# Set task:
Which lines have the string "Primaria"? Copy all of them from the entries below.

# Data extract:
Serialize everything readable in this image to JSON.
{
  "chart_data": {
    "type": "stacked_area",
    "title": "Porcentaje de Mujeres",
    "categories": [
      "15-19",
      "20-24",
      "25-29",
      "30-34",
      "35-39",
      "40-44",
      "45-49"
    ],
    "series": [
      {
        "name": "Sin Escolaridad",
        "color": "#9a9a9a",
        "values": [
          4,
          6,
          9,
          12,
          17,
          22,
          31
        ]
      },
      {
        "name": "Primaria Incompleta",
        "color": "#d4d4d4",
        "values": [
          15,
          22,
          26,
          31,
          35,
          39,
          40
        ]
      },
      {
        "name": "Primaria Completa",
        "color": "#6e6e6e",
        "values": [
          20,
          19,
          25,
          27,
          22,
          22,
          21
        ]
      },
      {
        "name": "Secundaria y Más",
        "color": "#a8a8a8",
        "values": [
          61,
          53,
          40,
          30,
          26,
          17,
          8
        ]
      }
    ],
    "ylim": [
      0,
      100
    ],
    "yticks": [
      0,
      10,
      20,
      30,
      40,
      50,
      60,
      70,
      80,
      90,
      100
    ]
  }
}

# Completed task:
        "name": "Primaria Incompleta",
        "name": "Primaria Completa",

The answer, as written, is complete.